● WHAT IS NEEDED
Copy nothing but the text: repeat each entry exactly and drop the images.

= = = = = = =

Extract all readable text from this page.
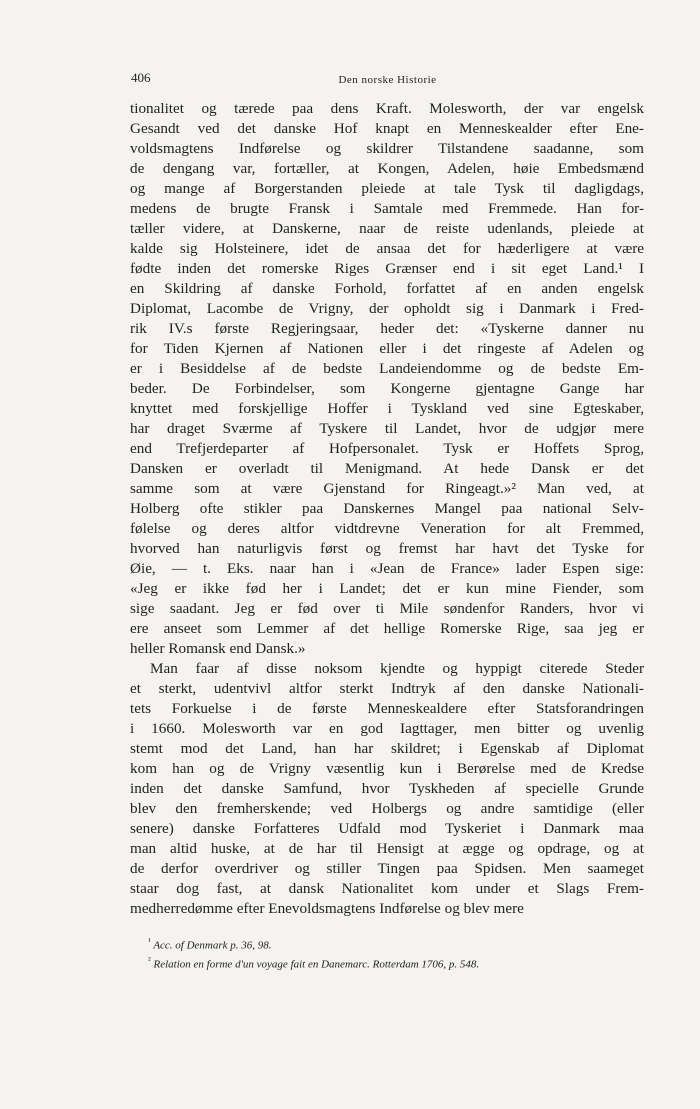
406	Den norske Historie
tionalitet og tærede paa dens Kraft. Molesworth, der var engelsk
Gesandt ved det danske Hof knapt en Menneskealder efter Ene-
voldsmagtens Indførelse og skildrer Tilstandene saadanne, som
de dengang var, fortæller, at Kongen, Adelen, høie Embedsmænd
og mange af Borgerstanden pleiede at tale Tysk til dagligdags,
medens de brugte Fransk i Samtale med Fremmede. Han for-
tæller videre, at Danskerne, naar de reiste udenlands, pleiede at
kalde sig Holsteinere, idet de ansaa det for hæderligere at være
fødte inden det romerske Riges Grænser end i sit eget Land.¹ I
en Skildring af danske Forhold, forfattet af en anden engelsk
Diplomat, Lacombe de Vrigny, der opholdt sig i Danmark i Fred-
rik IV.s første Regjeringsaar, heder det: «Tyskerne danner nu
for Tiden Kjernen af Nationen eller i det ringeste af Adelen og
er i Besiddelse af de bedste Landeiendomme og de bedste Em-
beder. De Forbindelser, som Kongerne gjentagne Gange har
knyttet med forskjellige Hoffer i Tyskland ved sine Egteskaber,
har draget Sværme af Tyskere til Landet, hvor de udgjør mere
end Trefjerdeparter af Hofpersonalet. Tysk er Hoffets Sprog,
Dansken er overladt til Menigmand. At hede Dansk er det
samme som at være Gjenstand for Ringeagt.»² Man ved, at
Holberg ofte stikler paa Danskernes Mangel paa national Selv-
følelse og deres altfor vidtdrevne Veneration for alt Fremmed,
hvorved han naturligvis først og fremst har havt det Tyske for
Øie, — t. Eks. naar han i «Jean de France» lader Espen sige:
«Jeg er ikke fød her i Landet; det er kun mine Fiender, som
sige saadant. Jeg er fød over ti Mile søndenfor Randers, hvor vi
ere anseet som Lemmer af det hellige Romerske Rige, saa jeg er
heller Romansk end Dansk.»
Man faar af disse noksom kjendte og hyppigt citerede Steder
et sterkt, udentvivl altfor sterkt Indtryk af den danske Nationali-
tets Forkuelse i de første Menneskealdere efter Statsforandringen
i 1660. Molesworth var en god Iagttager, men bitter og uvenlig
stemt mod det Land, han har skildret; i Egenskab af Diplomat
kom han og de Vrigny væsentlig kun i Berørelse med de Kredse
inden det danske Samfund, hvor Tyskheden af specielle Grunde
blev den fremherskende; ved Holbergs og andre samtidige (eller
senere) danske Forfatteres Udfald mod Tyskeriet i Danmark maa
man altid huske, at de har til Hensigt at ægge og opdrage, og at
de derfor overdriver og stiller Tingen paa Spidsen. Men saameget
staar dog fast, at dansk Nationalitet kom under et Slags Frem-
medherredømme efter Enevoldsmagtens Indførelse og blev mere
$^{^1}$ Acc. of Denmark p. 36, 98.
$^{^2}$ Relation en forme d'un voyage fait en Danemarc. Rotterdam 1706, p. 548.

= = = = = = =

● EXERCISE SOLUTION
Extract all readable text from this page.
406	Den norske Historie
tionalitet og tærede paa dens Kraft. Molesworth, der var engelsk
Gesandt ved det danske Hof knapt en Menneskealder efter Ene-
voldsmagtens Indførelse og skildrer Tilstandene saadanne, som
de dengang var, fortæller, at Kongen, Adelen, høie Embedsmænd
og mange af Borgerstanden pleiede at tale Tysk til dagligdags,
medens de brugte Fransk i Samtale med Fremmede. Han for-
tæller videre, at Danskerne, naar de reiste udenlands, pleiede at
kalde sig Holsteinere, idet de ansaa det for hæderligere at være
fødte inden det romerske Riges Grænser end i sit eget Land.¹ I
en Skildring af danske Forhold, forfattet af en anden engelsk
Diplomat, Lacombe de Vrigny, der opholdt sig i Danmark i Fred-
rik IV.s første Regjeringsaar, heder det: «Tyskerne danner nu
for Tiden Kjernen af Nationen eller i det ringeste af Adelen og
er i Besiddelse af de bedste Landeiendomme og de bedste Em-
beder. De Forbindelser, som Kongerne gjentagne Gange har
knyttet med forskjellige Hoffer i Tyskland ved sine Egteskaber,
har draget Sværme af Tyskere til Landet, hvor de udgjør mere
end Trefjerdeparter af Hofpersonalet. Tysk er Hoffets Sprog,
Dansken er overladt til Menigmand. At hede Dansk er det
samme som at være Gjenstand for Ringeagt.»² Man ved, at
Holberg ofte stikler paa Danskernes Mangel paa national Selv-
følelse og deres altfor vidtdrevne Veneration for alt Fremmed,
hvorved han naturligvis først og fremst har havt det Tyske for
Øie, — t. Eks. naar han i «Jean de France» lader Espen sige:
«Jeg er ikke fød her i Landet; det er kun mine Fiender, som
sige saadant. Jeg er fød over ti Mile søndenfor Randers, hvor vi
ere anseet som Lemmer af det hellige Romerske Rige, saa jeg er
heller Romansk end Dansk.»
Man faar af disse noksom kjendte og hyppigt citerede Steder
et sterkt, udentvivl altfor sterkt Indtryk af den danske Nationali-
tets Forkuelse i de første Menneskealdere efter Statsforandringen
i 1660. Molesworth var en god Iagttager, men bitter og uvenlig
stemt mod det Land, han har skildret; i Egenskab af Diplomat
kom han og de Vrigny væsentlig kun i Berørelse med de Kredse
inden det danske Samfund, hvor Tyskheden af specielle Grunde
blev den fremherskende; ved Holbergs og andre samtidige (eller
senere) danske Forfatteres Udfald mod Tyskeriet i Danmark maa
man altid huske, at de har til Hensigt at ægge og opdrage, og at
de derfor overdriver og stiller Tingen paa Spidsen. Men saameget
staar dog fast, at dansk Nationalitet kom under et Slags Frem-
medherredømme efter Enevoldsmagtens Indførelse og blev mere
$^{^1}$ Acc. of Denmark p. 36, 98.
$^{^2}$ Relation en forme d'un voyage fait en Danemarc. Rotterdam 1706, p. 548.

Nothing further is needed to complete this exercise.